**Your assignment**. Without the images, output each record below as it stands.

**Records to use**.
┌──

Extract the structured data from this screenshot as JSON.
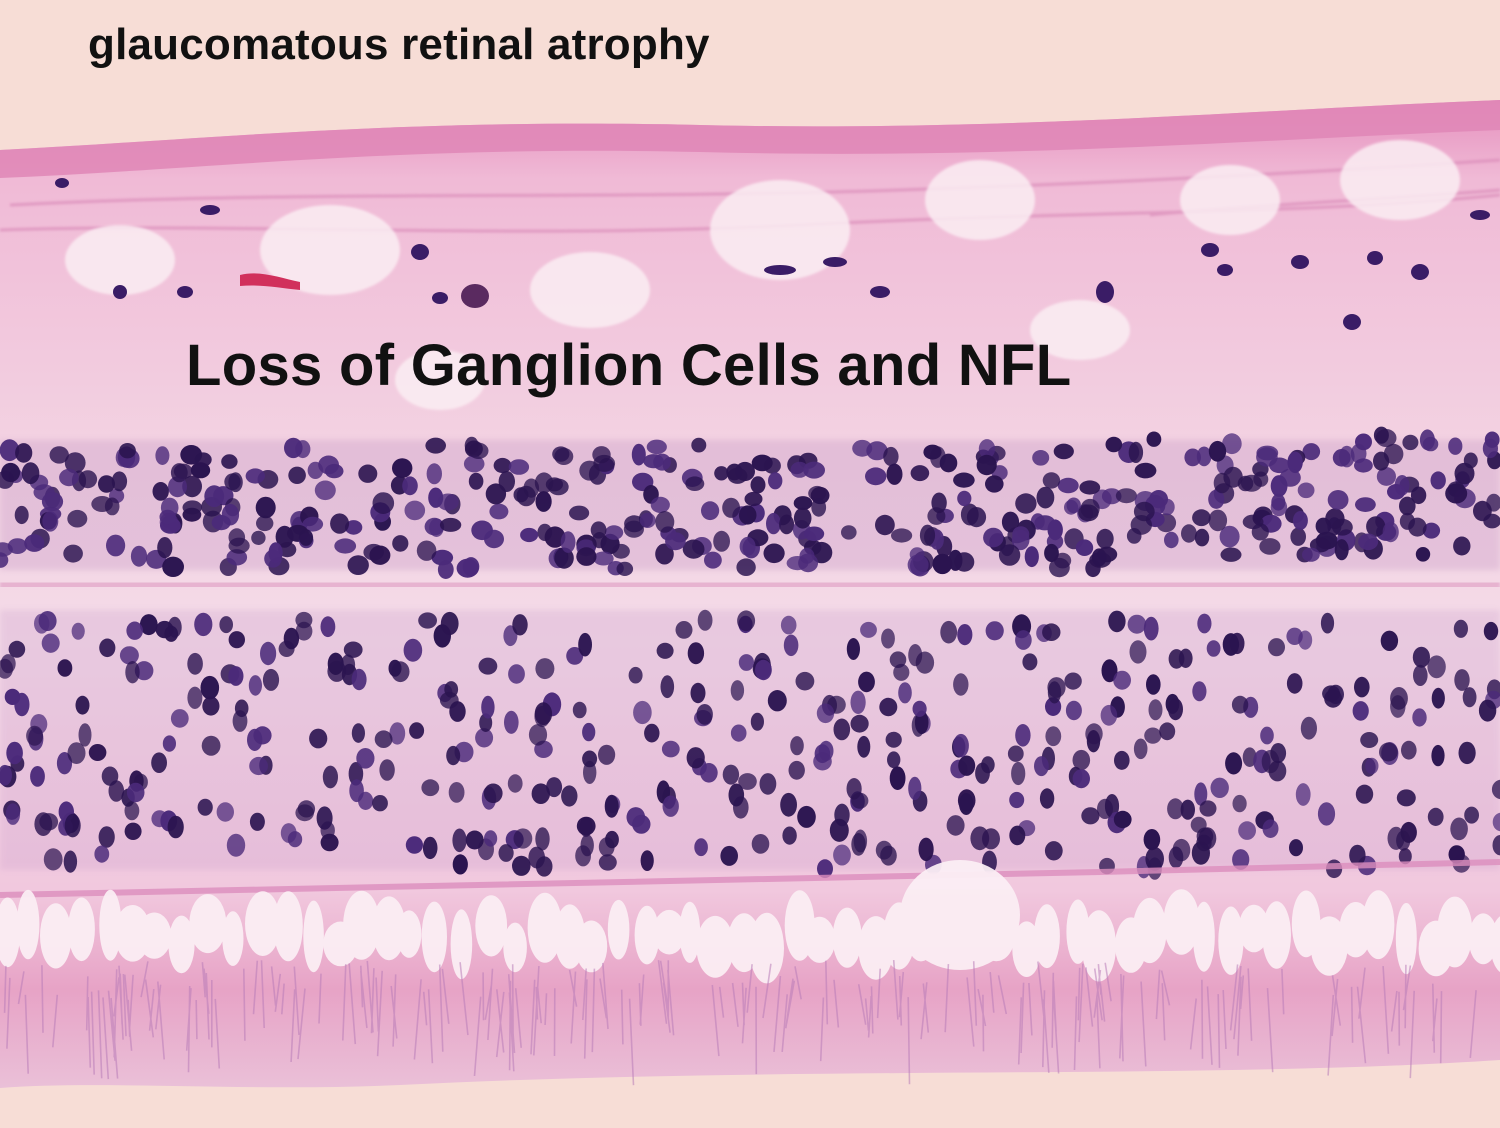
{
  "slide": {
    "title": "glaucomatous retinal atrophy",
    "annotation": "Loss of Ganglion Cells and NFL"
  },
  "image": {
    "subject": "retina-histology-section",
    "colors": {
      "background": "#f7ddd6",
      "stroma_pink": "#e9a5c6",
      "stroma_light": "#f3cde0",
      "nuclei_dark": "#2b1450",
      "nuclei_purple": "#4b2a7a",
      "vessel_red": "#d1305c"
    }
  }
}
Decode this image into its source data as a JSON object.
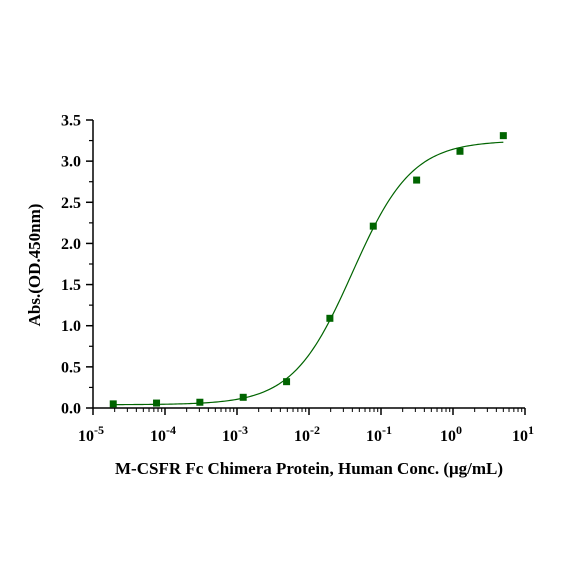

└──

**Task output**.
Extract the structured data from this screenshot as JSON.
{
  "slide": {
    "title": "glaucomatous retinal atrophy",
    "annotation": "Loss of Ganglion Cells and NFL"
  },
  "image": {
    "subject": "retina-histology-section",
    "colors": {
      "background": "#f7ddd6",
      "stroma_pink": "#e9a5c6",
      "stroma_light": "#f3cde0",
      "nuclei_dark": "#2b1450",
      "nuclei_purple": "#4b2a7a",
      "vessel_red": "#d1305c"
    }
  }
}
Decode this image into its source data as a JSON object.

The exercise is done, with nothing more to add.